Exercise => Print all the records exactly, please.
━━━━━━━━━━
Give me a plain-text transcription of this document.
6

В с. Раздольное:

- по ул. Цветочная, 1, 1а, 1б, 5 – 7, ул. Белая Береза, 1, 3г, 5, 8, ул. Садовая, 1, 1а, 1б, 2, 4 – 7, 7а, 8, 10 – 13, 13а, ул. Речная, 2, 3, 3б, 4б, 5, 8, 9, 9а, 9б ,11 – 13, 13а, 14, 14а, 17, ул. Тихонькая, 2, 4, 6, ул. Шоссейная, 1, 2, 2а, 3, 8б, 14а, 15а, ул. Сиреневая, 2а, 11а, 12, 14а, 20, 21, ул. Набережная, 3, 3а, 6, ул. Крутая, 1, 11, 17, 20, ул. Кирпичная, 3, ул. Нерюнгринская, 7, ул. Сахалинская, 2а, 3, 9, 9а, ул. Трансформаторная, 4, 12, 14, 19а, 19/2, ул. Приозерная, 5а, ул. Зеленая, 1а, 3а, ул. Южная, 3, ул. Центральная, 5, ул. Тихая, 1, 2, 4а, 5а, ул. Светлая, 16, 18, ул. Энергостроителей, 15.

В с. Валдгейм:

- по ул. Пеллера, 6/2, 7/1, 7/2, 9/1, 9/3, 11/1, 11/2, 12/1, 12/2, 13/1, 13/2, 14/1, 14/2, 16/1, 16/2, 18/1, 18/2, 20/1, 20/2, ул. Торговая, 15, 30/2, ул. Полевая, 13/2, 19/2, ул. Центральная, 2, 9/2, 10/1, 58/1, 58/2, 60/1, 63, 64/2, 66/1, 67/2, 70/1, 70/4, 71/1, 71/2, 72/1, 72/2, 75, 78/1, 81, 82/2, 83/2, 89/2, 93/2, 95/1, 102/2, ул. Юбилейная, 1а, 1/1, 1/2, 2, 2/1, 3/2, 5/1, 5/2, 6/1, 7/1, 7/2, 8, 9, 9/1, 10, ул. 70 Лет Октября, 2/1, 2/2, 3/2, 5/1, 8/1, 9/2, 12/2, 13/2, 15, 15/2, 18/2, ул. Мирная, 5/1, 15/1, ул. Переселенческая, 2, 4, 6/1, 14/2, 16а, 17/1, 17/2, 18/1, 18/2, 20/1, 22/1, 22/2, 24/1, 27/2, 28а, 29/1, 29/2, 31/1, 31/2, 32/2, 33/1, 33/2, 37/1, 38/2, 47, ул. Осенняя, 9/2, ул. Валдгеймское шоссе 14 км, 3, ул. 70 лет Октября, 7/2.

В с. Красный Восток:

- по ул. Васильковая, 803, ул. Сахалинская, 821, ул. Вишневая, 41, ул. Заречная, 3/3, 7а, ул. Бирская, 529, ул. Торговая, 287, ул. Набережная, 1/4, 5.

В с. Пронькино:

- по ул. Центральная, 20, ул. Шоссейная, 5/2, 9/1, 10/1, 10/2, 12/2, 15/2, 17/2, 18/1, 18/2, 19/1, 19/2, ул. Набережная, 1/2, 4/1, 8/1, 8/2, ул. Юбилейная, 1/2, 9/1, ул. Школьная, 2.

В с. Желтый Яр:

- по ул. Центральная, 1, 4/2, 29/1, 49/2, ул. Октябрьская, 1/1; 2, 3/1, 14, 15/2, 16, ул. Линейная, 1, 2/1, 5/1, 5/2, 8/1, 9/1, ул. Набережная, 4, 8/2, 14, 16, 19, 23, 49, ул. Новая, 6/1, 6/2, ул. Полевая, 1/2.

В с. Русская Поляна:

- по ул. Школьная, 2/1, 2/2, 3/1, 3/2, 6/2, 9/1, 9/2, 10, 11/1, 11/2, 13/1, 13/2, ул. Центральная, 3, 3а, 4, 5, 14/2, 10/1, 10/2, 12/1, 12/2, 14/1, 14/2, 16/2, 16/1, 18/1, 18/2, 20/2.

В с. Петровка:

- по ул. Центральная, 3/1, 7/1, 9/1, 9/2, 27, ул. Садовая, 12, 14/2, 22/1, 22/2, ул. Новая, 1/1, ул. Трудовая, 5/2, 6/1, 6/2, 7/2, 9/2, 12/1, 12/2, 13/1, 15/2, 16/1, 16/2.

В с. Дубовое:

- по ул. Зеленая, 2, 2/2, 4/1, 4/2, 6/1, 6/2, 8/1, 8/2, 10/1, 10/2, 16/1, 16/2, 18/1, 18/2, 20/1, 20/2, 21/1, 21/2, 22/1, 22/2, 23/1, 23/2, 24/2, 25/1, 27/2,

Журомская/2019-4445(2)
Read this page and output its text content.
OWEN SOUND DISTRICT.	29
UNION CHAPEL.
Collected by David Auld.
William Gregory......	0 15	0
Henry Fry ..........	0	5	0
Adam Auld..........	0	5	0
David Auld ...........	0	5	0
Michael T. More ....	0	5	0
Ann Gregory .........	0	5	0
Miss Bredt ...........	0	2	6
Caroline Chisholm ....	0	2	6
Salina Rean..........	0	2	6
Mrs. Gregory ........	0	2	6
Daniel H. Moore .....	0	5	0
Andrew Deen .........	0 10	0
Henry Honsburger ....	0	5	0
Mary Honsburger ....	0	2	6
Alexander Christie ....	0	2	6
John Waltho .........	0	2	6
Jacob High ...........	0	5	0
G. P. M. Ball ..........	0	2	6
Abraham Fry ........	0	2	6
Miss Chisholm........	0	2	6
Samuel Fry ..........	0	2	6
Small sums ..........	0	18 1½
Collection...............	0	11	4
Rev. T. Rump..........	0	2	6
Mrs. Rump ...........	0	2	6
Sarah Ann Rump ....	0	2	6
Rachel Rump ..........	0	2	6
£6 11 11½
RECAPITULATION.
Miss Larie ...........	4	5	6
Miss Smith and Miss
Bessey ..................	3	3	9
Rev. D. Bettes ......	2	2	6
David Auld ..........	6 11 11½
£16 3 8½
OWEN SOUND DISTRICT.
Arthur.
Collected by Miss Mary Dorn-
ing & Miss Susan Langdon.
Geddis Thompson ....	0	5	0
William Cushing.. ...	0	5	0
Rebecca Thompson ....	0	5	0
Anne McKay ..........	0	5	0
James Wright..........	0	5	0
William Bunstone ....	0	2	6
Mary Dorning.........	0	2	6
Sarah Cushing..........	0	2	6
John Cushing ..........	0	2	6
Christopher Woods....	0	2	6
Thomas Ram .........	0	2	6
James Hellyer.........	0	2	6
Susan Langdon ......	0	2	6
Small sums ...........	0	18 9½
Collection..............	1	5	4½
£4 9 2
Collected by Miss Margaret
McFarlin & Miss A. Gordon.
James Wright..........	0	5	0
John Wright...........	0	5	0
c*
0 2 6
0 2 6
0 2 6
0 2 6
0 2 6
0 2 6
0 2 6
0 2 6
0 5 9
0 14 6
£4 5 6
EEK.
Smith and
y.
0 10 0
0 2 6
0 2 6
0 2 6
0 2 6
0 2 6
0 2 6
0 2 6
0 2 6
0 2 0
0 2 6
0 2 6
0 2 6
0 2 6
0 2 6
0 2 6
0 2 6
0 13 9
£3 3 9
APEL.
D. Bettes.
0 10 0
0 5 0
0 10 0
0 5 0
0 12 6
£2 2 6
━━━━━━━━━━
Exercise response =>
Give me a plain-text transcription of this document.
6

В с. Раздольное:

- по ул. Цветочная, 1, 1а, 1б, 5 – 7, ул. Белая Береза, 1, 3г, 5, 8, ул. Садовая, 1, 1а, 1б, 2, 4 – 7, 7а, 8, 10 – 13, 13а, ул. Речная, 2, 3, 3б, 4б, 5, 8, 9, 9а, 9б ,11 – 13, 13а, 14, 14а, 17, ул. Тихонькая, 2, 4, 6, ул. Шоссейная, 1, 2, 2а, 3, 8б, 14а, 15а, ул. Сиреневая, 2а, 11а, 12, 14а, 20, 21, ул. Набережная, 3, 3а, 6, ул. Крутая, 1, 11, 17, 20, ул. Кирпичная, 3, ул. Нерюнгринская, 7, ул. Сахалинская, 2а, 3, 9, 9а, ул. Трансформаторная, 4, 12, 14, 19а, 19/2, ул. Приозерная, 5а, ул. Зеленая, 1а, 3а, ул. Южная, 3, ул. Центральная, 5, ул. Тихая, 1, 2, 4а, 5а, ул. Светлая, 16, 18, ул. Энергостроителей, 15.

В с. Валдгейм:

- по ул. Пеллера, 6/2, 7/1, 7/2, 9/1, 9/3, 11/1, 11/2, 12/1, 12/2, 13/1, 13/2, 14/1, 14/2, 16/1, 16/2, 18/1, 18/2, 20/1, 20/2, ул. Торговая, 15, 30/2, ул. Полевая, 13/2, 19/2, ул. Центральная, 2, 9/2, 10/1, 58/1, 58/2, 60/1, 63, 64/2, 66/1, 67/2, 70/1, 70/4, 71/1, 71/2, 72/1, 72/2, 75, 78/1, 81, 82/2, 83/2, 89/2, 93/2, 95/1, 102/2, ул. Юбилейная, 1а, 1/1, 1/2, 2, 2/1, 3/2, 5/1, 5/2, 6/1, 7/1, 7/2, 8, 9, 9/1, 10, ул. 70 Лет Октября, 2/1, 2/2, 3/2, 5/1, 8/1, 9/2, 12/2, 13/2, 15, 15/2, 18/2, ул. Мирная, 5/1, 15/1, ул. Переселенческая, 2, 4, 6/1, 14/2, 16а, 17/1, 17/2, 18/1, 18/2, 20/1, 22/1, 22/2, 24/1, 27/2, 28а, 29/1, 29/2, 31/1, 31/2, 32/2, 33/1, 33/2, 37/1, 38/2, 47, ул. Осенняя, 9/2, ул. Валдгеймское шоссе 14 км, 3, ул. 70 лет Октября, 7/2.

В с. Красный Восток:

- по ул. Васильковая, 803, ул. Сахалинская, 821, ул. Вишневая, 41, ул. Заречная, 3/3, 7а, ул. Бирская, 529, ул. Торговая, 287, ул. Набережная, 1/4, 5.

В с. Пронькино:

- по ул. Центральная, 20, ул. Шоссейная, 5/2, 9/1, 10/1, 10/2, 12/2, 15/2, 17/2, 18/1, 18/2, 19/1, 19/2, ул. Набережная, 1/2, 4/1, 8/1, 8/2, ул. Юбилейная, 1/2, 9/1, ул. Школьная, 2.

В с. Желтый Яр:

- по ул. Центральная, 1, 4/2, 29/1, 49/2, ул. Октябрьская, 1/1; 2, 3/1, 14, 15/2, 16, ул. Линейная, 1, 2/1, 5/1, 5/2, 8/1, 9/1, ул. Набережная, 4, 8/2, 14, 16, 19, 23, 49, ул. Новая, 6/1, 6/2, ул. Полевая, 1/2.

В с. Русская Поляна:

- по ул. Школьная, 2/1, 2/2, 3/1, 3/2, 6/2, 9/1, 9/2, 10, 11/1, 11/2, 13/1, 13/2, ул. Центральная, 3, 3а, 4, 5, 14/2, 10/1, 10/2, 12/1, 12/2, 14/1, 14/2, 16/2, 16/1, 18/1, 18/2, 20/2.

В с. Петровка:

- по ул. Центральная, 3/1, 7/1, 9/1, 9/2, 27, ул. Садовая, 12, 14/2, 22/1, 22/2, ул. Новая, 1/1, ул. Трудовая, 5/2, 6/1, 6/2, 7/2, 9/2, 12/1, 12/2, 13/1, 15/2, 16/1, 16/2.

В с. Дубовое:

- по ул. Зеленая, 2, 2/2, 4/1, 4/2, 6/1, 6/2, 8/1, 8/2, 10/1, 10/2, 16/1, 16/2, 18/1, 18/2, 20/1, 20/2, 21/1, 21/2, 22/1, 22/2, 23/1, 23/2, 24/2, 25/1, 27/2,

Журомская/2019-4445(2)
Read this page and output its text content.
OWEN SOUND DISTRICT.	29
UNION CHAPEL.
Collected by David Auld.
William Gregory......	0 15	0
Henry Fry ..........	0	5	0
Adam Auld..........	0	5	0
David Auld ...........	0	5	0
Michael T. More ....	0	5	0
Ann Gregory .........	0	5	0
Miss Bredt ...........	0	2	6
Caroline Chisholm ....	0	2	6
Salina Rean..........	0	2	6
Mrs. Gregory ........	0	2	6
Daniel H. Moore .....	0	5	0
Andrew Deen .........	0 10	0
Henry Honsburger ....	0	5	0
Mary Honsburger ....	0	2	6
Alexander Christie ....	0	2	6
John Waltho .........	0	2	6
Jacob High ...........	0	5	0
G. P. M. Ball ..........	0	2	6
Abraham Fry ........	0	2	6
Miss Chisholm........	0	2	6
Samuel Fry ..........	0	2	6
Small sums ..........	0	18 1½
Collection...............	0	11	4
Rev. T. Rump..........	0	2	6
Mrs. Rump ...........	0	2	6
Sarah Ann Rump ....	0	2	6
Rachel Rump ..........	0	2	6
£6 11 11½
RECAPITULATION.
Miss Larie ...........	4	5	6
Miss Smith and Miss
Bessey ..................	3	3	9
Rev. D. Bettes ......	2	2	6
David Auld ..........	6 11 11½
£16 3 8½
OWEN SOUND DISTRICT.
Arthur.
Collected by Miss Mary Dorn-
ing & Miss Susan Langdon.
Geddis Thompson ....	0	5	0
William Cushing.. ...	0	5	0
Rebecca Thompson ....	0	5	0
Anne McKay ..........	0	5	0
James Wright..........	0	5	0
William Bunstone ....	0	2	6
Mary Dorning.........	0	2	6
Sarah Cushing..........	0	2	6
John Cushing ..........	0	2	6
Christopher Woods....	0	2	6
Thomas Ram .........	0	2	6
James Hellyer.........	0	2	6
Susan Langdon ......	0	2	6
Small sums ...........	0	18 9½
Collection..............	1	5	4½
£4 9 2
Collected by Miss Margaret
McFarlin & Miss A. Gordon.
James Wright..........	0	5	0
John Wright...........	0	5	0
c*
0 2 6
0 2 6
0 2 6
0 2 6
0 2 6
0 2 6
0 2 6
0 2 6
0 5 9
0 14 6
£4 5 6
EEK.
Smith and
y.
0 10 0
0 2 6
0 2 6
0 2 6
0 2 6
0 2 6
0 2 6
0 2 6
0 2 6
0 2 0
0 2 6
0 2 6
0 2 6
0 2 6
0 2 6
0 2 6
0 2 6
0 13 9
£3 3 9
APEL.
D. Bettes.
0 10 0
0 5 0
0 10 0
0 5 0
0 12 6
£2 2 6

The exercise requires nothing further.